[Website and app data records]

--- START ---

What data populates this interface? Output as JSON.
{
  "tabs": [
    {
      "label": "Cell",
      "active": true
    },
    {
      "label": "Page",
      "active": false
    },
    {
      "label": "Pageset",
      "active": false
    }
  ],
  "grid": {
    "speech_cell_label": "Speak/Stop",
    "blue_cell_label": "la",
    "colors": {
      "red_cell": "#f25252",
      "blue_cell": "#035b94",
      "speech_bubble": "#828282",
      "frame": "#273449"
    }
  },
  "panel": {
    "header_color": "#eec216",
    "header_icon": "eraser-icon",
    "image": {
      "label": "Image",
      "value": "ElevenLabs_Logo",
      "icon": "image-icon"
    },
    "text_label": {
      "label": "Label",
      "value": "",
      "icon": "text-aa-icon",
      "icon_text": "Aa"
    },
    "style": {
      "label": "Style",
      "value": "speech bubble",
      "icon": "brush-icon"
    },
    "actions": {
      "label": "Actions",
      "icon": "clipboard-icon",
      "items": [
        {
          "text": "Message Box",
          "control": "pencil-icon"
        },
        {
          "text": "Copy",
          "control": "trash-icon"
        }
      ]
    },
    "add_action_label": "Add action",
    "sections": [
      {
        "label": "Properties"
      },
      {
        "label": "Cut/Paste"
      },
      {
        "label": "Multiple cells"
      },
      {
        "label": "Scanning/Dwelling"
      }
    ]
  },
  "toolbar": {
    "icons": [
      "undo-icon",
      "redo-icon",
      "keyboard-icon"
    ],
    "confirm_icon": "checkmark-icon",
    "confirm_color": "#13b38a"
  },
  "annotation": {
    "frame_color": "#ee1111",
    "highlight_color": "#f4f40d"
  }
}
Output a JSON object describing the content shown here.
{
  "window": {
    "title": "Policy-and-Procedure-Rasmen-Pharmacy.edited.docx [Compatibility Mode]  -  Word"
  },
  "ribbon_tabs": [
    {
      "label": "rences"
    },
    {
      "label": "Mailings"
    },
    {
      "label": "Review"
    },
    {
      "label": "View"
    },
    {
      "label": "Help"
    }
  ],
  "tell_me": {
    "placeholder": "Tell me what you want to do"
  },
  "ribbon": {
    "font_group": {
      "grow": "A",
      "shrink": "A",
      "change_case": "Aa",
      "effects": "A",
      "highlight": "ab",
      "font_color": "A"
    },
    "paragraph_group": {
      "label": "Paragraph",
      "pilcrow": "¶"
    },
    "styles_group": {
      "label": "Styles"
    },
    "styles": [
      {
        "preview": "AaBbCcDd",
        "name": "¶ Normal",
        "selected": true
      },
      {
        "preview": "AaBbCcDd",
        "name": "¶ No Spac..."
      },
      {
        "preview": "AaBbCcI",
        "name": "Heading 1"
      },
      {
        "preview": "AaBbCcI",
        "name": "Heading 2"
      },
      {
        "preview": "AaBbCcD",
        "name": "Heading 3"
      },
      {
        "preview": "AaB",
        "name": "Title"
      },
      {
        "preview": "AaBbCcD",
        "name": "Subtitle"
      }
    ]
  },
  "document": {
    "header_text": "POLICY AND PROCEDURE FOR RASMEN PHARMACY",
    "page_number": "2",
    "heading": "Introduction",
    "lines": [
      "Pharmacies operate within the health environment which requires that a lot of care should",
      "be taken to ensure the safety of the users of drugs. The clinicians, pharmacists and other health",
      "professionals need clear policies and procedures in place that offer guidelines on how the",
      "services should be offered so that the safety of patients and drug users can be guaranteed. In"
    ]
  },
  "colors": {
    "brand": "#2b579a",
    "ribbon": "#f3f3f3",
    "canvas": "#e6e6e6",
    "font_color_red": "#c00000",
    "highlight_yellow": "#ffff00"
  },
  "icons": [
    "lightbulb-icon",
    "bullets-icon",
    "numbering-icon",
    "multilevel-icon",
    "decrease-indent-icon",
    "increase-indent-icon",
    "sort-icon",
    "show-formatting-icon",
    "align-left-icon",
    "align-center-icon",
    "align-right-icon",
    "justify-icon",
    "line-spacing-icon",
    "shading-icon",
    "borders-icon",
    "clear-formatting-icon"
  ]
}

--- END ---

> _The task_: Every line of the records in which the string "Output" is found should be counted, and only the count returned.

> _Your solution_: 2